EXERCISE DETAILS:
Can you transcribe the data exactly? Leave the pictures out.

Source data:
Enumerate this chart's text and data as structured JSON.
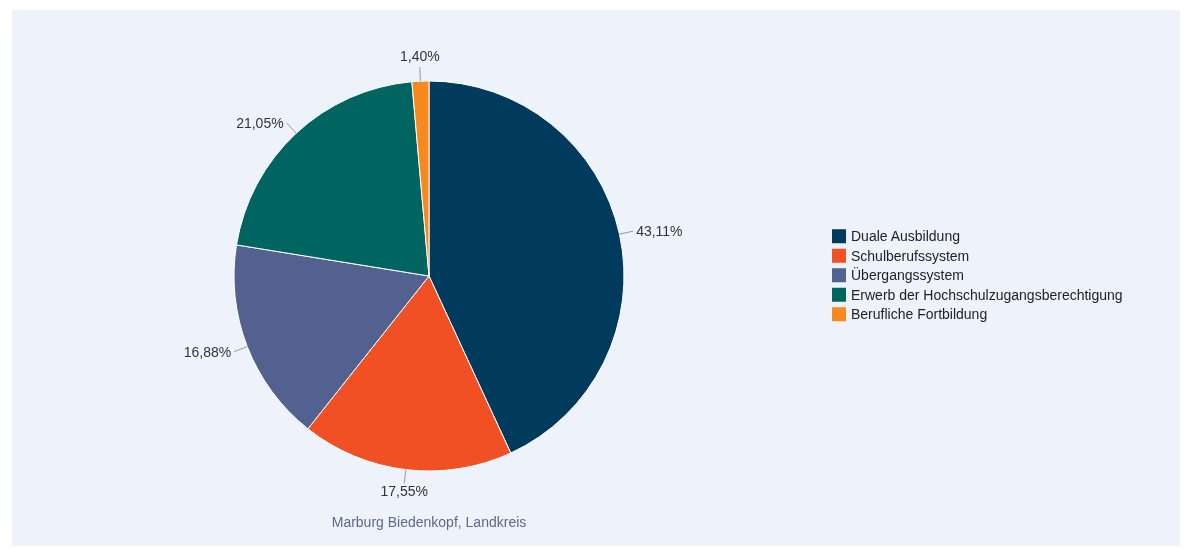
{
  "chart_data": {
    "type": "pie",
    "categories": [
      "Duale Ausbildung",
      "Schulberufssystem",
      "Übergangssystem",
      "Erwerb der Hochschulzugangsberechtigung",
      "Berufliche Fortbildung"
    ],
    "values": [
      43.11,
      17.55,
      16.88,
      21.05,
      1.4
    ],
    "value_labels": [
      "43,11%",
      "17,55%",
      "16,88%",
      "21,05%",
      "1,40%"
    ],
    "colors": [
      "#003a5d",
      "#f05023",
      "#52618f",
      "#006461",
      "#f7891f"
    ],
    "legend": "right",
    "annotations": [
      "Marburg Biedenkopf, Landkreis"
    ]
  }
}
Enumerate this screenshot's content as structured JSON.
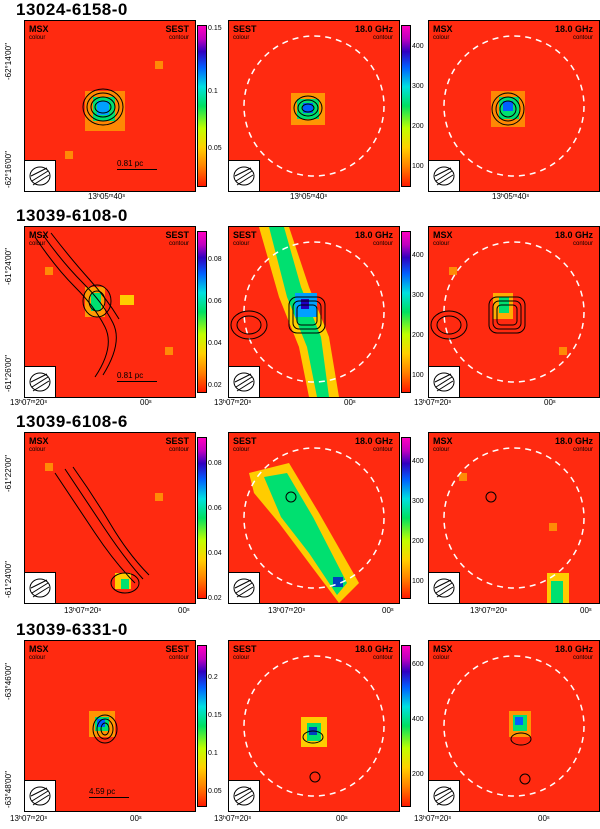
{
  "rows": [
    {
      "title": "13024-6158-0",
      "panels": [
        {
          "left_label": "MSX",
          "left_sub": "colour",
          "right_label": "SEST",
          "right_sub": "contour",
          "scale": "0.81 pc"
        },
        {
          "left_label": "SEST",
          "left_sub": "colour",
          "right_label": "18.0 GHz",
          "right_sub": "contour"
        },
        {
          "left_label": "MSX",
          "left_sub": "colour",
          "right_label": "18.0 GHz",
          "right_sub": "contour"
        }
      ],
      "cbar1": [
        "0.15",
        "0.1",
        "0.05"
      ],
      "cbar2": [
        "400",
        "300",
        "200",
        "100"
      ],
      "ylabels": [
        "-62°14'00''",
        "-62°16'00''"
      ],
      "xlabels": [
        "13ʰ05ᵐ40ˢ",
        "13ʰ05ᵐ40ˢ",
        "13ʰ05ᵐ40ˢ"
      ]
    },
    {
      "title": "13039-6108-0",
      "panels": [
        {
          "left_label": "MSX",
          "left_sub": "colour",
          "right_label": "SEST",
          "right_sub": "contour",
          "scale": "0.81 pc"
        },
        {
          "left_label": "SEST",
          "left_sub": "colour",
          "right_label": "18.0 GHz",
          "right_sub": "contour"
        },
        {
          "left_label": "MSX",
          "left_sub": "colour",
          "right_label": "18.0 GHz",
          "right_sub": "contour"
        }
      ],
      "cbar1": [
        "0.08",
        "0.06",
        "0.04",
        "0.02"
      ],
      "cbar2": [
        "400",
        "300",
        "200",
        "100"
      ],
      "ylabels": [
        "-61°24'00''",
        "-61°26'00''"
      ],
      "xlabels": [
        "13ʰ07ᵐ20ˢ",
        "00ˢ",
        "13ʰ07ᵐ20ˢ",
        "00ˢ",
        "13ʰ07ᵐ20ˢ",
        "00ˢ"
      ]
    },
    {
      "title": "13039-6108-6",
      "panels": [
        {
          "left_label": "MSX",
          "left_sub": "colour",
          "right_label": "SEST",
          "right_sub": "contour"
        },
        {
          "left_label": "SEST",
          "left_sub": "colour",
          "right_label": "18.0 GHz",
          "right_sub": "contour"
        },
        {
          "left_label": "MSX",
          "left_sub": "colour",
          "right_label": "18.0 GHz",
          "right_sub": "contour"
        }
      ],
      "cbar1": [
        "0.08",
        "0.06",
        "0.04",
        "0.02"
      ],
      "cbar2": [
        "400",
        "300",
        "200",
        "100"
      ],
      "ylabels": [
        "-61°22'00''",
        "-61°24'00''"
      ],
      "xlabels": [
        "13ʰ07ᵐ20ˢ",
        "00ˢ",
        "13ʰ07ᵐ20ˢ",
        "00ˢ",
        "13ʰ07ᵐ20ˢ",
        "00ˢ"
      ]
    },
    {
      "title": "13039-6331-0",
      "panels": [
        {
          "left_label": "MSX",
          "left_sub": "colour",
          "right_label": "SEST",
          "right_sub": "contour",
          "scale": "4.59 pc"
        },
        {
          "left_label": "SEST",
          "left_sub": "colour",
          "right_label": "18.0 GHz",
          "right_sub": "contour"
        },
        {
          "left_label": "MSX",
          "left_sub": "colour",
          "right_label": "18.0 GHz",
          "right_sub": "contour"
        }
      ],
      "cbar1": [
        "0.2",
        "0.15",
        "0.1",
        "0.05"
      ],
      "cbar2": [
        "600",
        "400",
        "200"
      ],
      "ylabels": [
        "-63°46'00''",
        "-63°48'00''"
      ],
      "xlabels": [
        "13ʰ07ᵐ20ˢ",
        "00ˢ",
        "13ʰ07ᵐ20ˢ",
        "00ˢ",
        "13ʰ07ᵐ20ˢ",
        "00ˢ"
      ]
    }
  ]
}
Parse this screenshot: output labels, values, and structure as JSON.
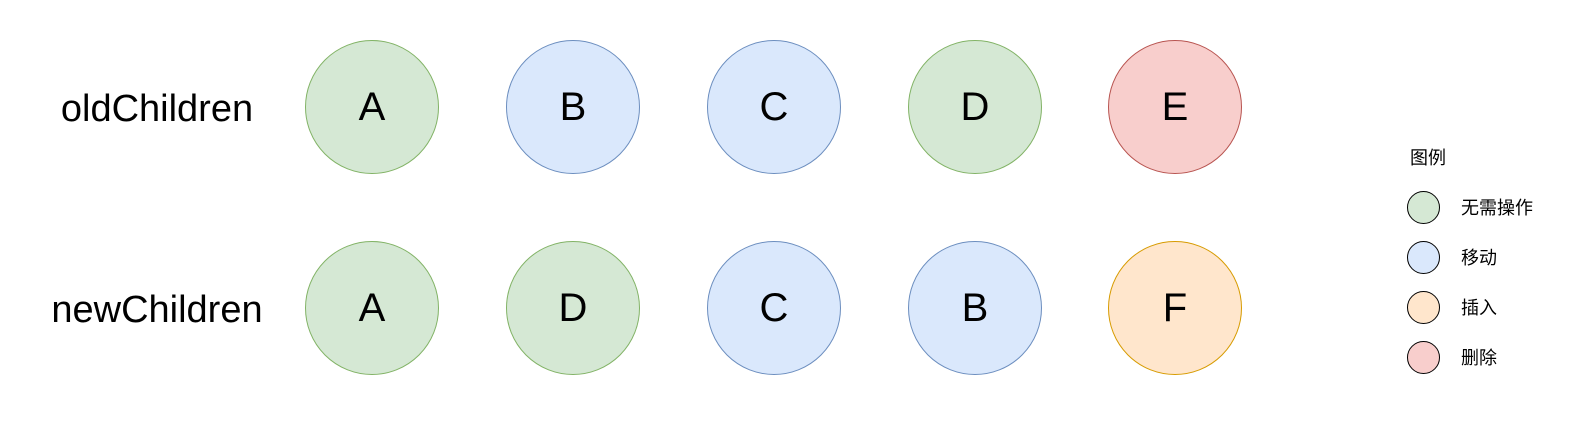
{
  "rows": {
    "old": {
      "label": "oldChildren",
      "nodes": [
        {
          "letter": "A",
          "state": "none"
        },
        {
          "letter": "B",
          "state": "move"
        },
        {
          "letter": "C",
          "state": "move"
        },
        {
          "letter": "D",
          "state": "none"
        },
        {
          "letter": "E",
          "state": "delete"
        }
      ]
    },
    "new": {
      "label": "newChildren",
      "nodes": [
        {
          "letter": "A",
          "state": "none"
        },
        {
          "letter": "D",
          "state": "none"
        },
        {
          "letter": "C",
          "state": "move"
        },
        {
          "letter": "B",
          "state": "move"
        },
        {
          "letter": "F",
          "state": "insert"
        }
      ]
    }
  },
  "legend": {
    "title": "图例",
    "items": [
      {
        "state": "none",
        "label": "无需操作",
        "fill": "#d5e8d4",
        "stroke": "#82b366"
      },
      {
        "state": "move",
        "label": "移动",
        "fill": "#dae8fc",
        "stroke": "#6c8ebf"
      },
      {
        "state": "insert",
        "label": "插入",
        "fill": "#ffe6cc",
        "stroke": "#d79b00"
      },
      {
        "state": "delete",
        "label": "删除",
        "fill": "#f8cecc",
        "stroke": "#b85450"
      }
    ]
  }
}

FULL OUTPUT:
Enumerate this chart's text and data as structured JSON.
{
  "chart_data": {
    "type": "pie",
    "categories": [
      "Duale Ausbildung",
      "Schulberufssystem",
      "Übergangssystem",
      "Erwerb der Hochschulzugangsberechtigung",
      "Berufliche Fortbildung"
    ],
    "values": [
      43.11,
      17.55,
      16.88,
      21.05,
      1.4
    ],
    "value_labels": [
      "43,11%",
      "17,55%",
      "16,88%",
      "21,05%",
      "1,40%"
    ],
    "colors": [
      "#003a5d",
      "#f05023",
      "#52618f",
      "#006461",
      "#f7891f"
    ],
    "legend": "right",
    "annotations": [
      "Marburg Biedenkopf, Landkreis"
    ]
  }
}
Enumerate this screenshot's content as structured JSON.
{
  "rows": [
    {
      "title": "13024-6158-0",
      "panels": [
        {
          "left_label": "MSX",
          "left_sub": "colour",
          "right_label": "SEST",
          "right_sub": "contour",
          "scale": "0.81 pc"
        },
        {
          "left_label": "SEST",
          "left_sub": "colour",
          "right_label": "18.0 GHz",
          "right_sub": "contour"
        },
        {
          "left_label": "MSX",
          "left_sub": "colour",
          "right_label": "18.0 GHz",
          "right_sub": "contour"
        }
      ],
      "cbar1": [
        "0.15",
        "0.1",
        "0.05"
      ],
      "cbar2": [
        "400",
        "300",
        "200",
        "100"
      ],
      "ylabels": [
        "-62°14'00''",
        "-62°16'00''"
      ],
      "xlabels": [
        "13ʰ05ᵐ40ˢ",
        "13ʰ05ᵐ40ˢ",
        "13ʰ05ᵐ40ˢ"
      ]
    },
    {
      "title": "13039-6108-0",
      "panels": [
        {
          "left_label": "MSX",
          "left_sub": "colour",
          "right_label": "SEST",
          "right_sub": "contour",
          "scale": "0.81 pc"
        },
        {
          "left_label": "SEST",
          "left_sub": "colour",
          "right_label": "18.0 GHz",
          "right_sub": "contour"
        },
        {
          "left_label": "MSX",
          "left_sub": "colour",
          "right_label": "18.0 GHz",
          "right_sub": "contour"
        }
      ],
      "cbar1": [
        "0.08",
        "0.06",
        "0.04",
        "0.02"
      ],
      "cbar2": [
        "400",
        "300",
        "200",
        "100"
      ],
      "ylabels": [
        "-61°24'00''",
        "-61°26'00''"
      ],
      "xlabels": [
        "13ʰ07ᵐ20ˢ",
        "00ˢ",
        "13ʰ07ᵐ20ˢ",
        "00ˢ",
        "13ʰ07ᵐ20ˢ",
        "00ˢ"
      ]
    },
    {
      "title": "13039-6108-6",
      "panels": [
        {
          "left_label": "MSX",
          "left_sub": "colour",
          "right_label": "SEST",
          "right_sub": "contour"
        },
        {
          "left_label": "SEST",
          "left_sub": "colour",
          "right_label": "18.0 GHz",
          "right_sub": "contour"
        },
        {
          "left_label": "MSX",
          "left_sub": "colour",
          "right_label": "18.0 GHz",
          "right_sub": "contour"
        }
      ],
      "cbar1": [
        "0.08",
        "0.06",
        "0.04",
        "0.02"
      ],
      "cbar2": [
        "400",
        "300",
        "200",
        "100"
      ],
      "ylabels": [
        "-61°22'00''",
        "-61°24'00''"
      ],
      "xlabels": [
        "13ʰ07ᵐ20ˢ",
        "00ˢ",
        "13ʰ07ᵐ20ˢ",
        "00ˢ",
        "13ʰ07ᵐ20ˢ",
        "00ˢ"
      ]
    },
    {
      "title": "13039-6331-0",
      "panels": [
        {
          "left_label": "MSX",
          "left_sub": "colour",
          "right_label": "SEST",
          "right_sub": "contour",
          "scale": "4.59 pc"
        },
        {
          "left_label": "SEST",
          "left_sub": "colour",
          "right_label": "18.0 GHz",
          "right_sub": "contour"
        },
        {
          "left_label": "MSX",
          "left_sub": "colour",
          "right_label": "18.0 GHz",
          "right_sub": "contour"
        }
      ],
      "cbar1": [
        "0.2",
        "0.15",
        "0.1",
        "0.05"
      ],
      "cbar2": [
        "600",
        "400",
        "200"
      ],
      "ylabels": [
        "-63°46'00''",
        "-63°48'00''"
      ],
      "xlabels": [
        "13ʰ07ᵐ20ˢ",
        "00ˢ",
        "13ʰ07ᵐ20ˢ",
        "00ˢ",
        "13ʰ07ᵐ20ˢ",
        "00ˢ"
      ]
    }
  ]
}
Parse this screenshot: output labels, values, and structure as JSON.
{
  "rows": {
    "old": {
      "label": "oldChildren",
      "nodes": [
        {
          "letter": "A",
          "state": "none"
        },
        {
          "letter": "B",
          "state": "move"
        },
        {
          "letter": "C",
          "state": "move"
        },
        {
          "letter": "D",
          "state": "none"
        },
        {
          "letter": "E",
          "state": "delete"
        }
      ]
    },
    "new": {
      "label": "newChildren",
      "nodes": [
        {
          "letter": "A",
          "state": "none"
        },
        {
          "letter": "D",
          "state": "none"
        },
        {
          "letter": "C",
          "state": "move"
        },
        {
          "letter": "B",
          "state": "move"
        },
        {
          "letter": "F",
          "state": "insert"
        }
      ]
    }
  },
  "legend": {
    "title": "图例",
    "items": [
      {
        "state": "none",
        "label": "无需操作",
        "fill": "#d5e8d4",
        "stroke": "#82b366"
      },
      {
        "state": "move",
        "label": "移动",
        "fill": "#dae8fc",
        "stroke": "#6c8ebf"
      },
      {
        "state": "insert",
        "label": "插入",
        "fill": "#ffe6cc",
        "stroke": "#d79b00"
      },
      {
        "state": "delete",
        "label": "删除",
        "fill": "#f8cecc",
        "stroke": "#b85450"
      }
    ]
  }
}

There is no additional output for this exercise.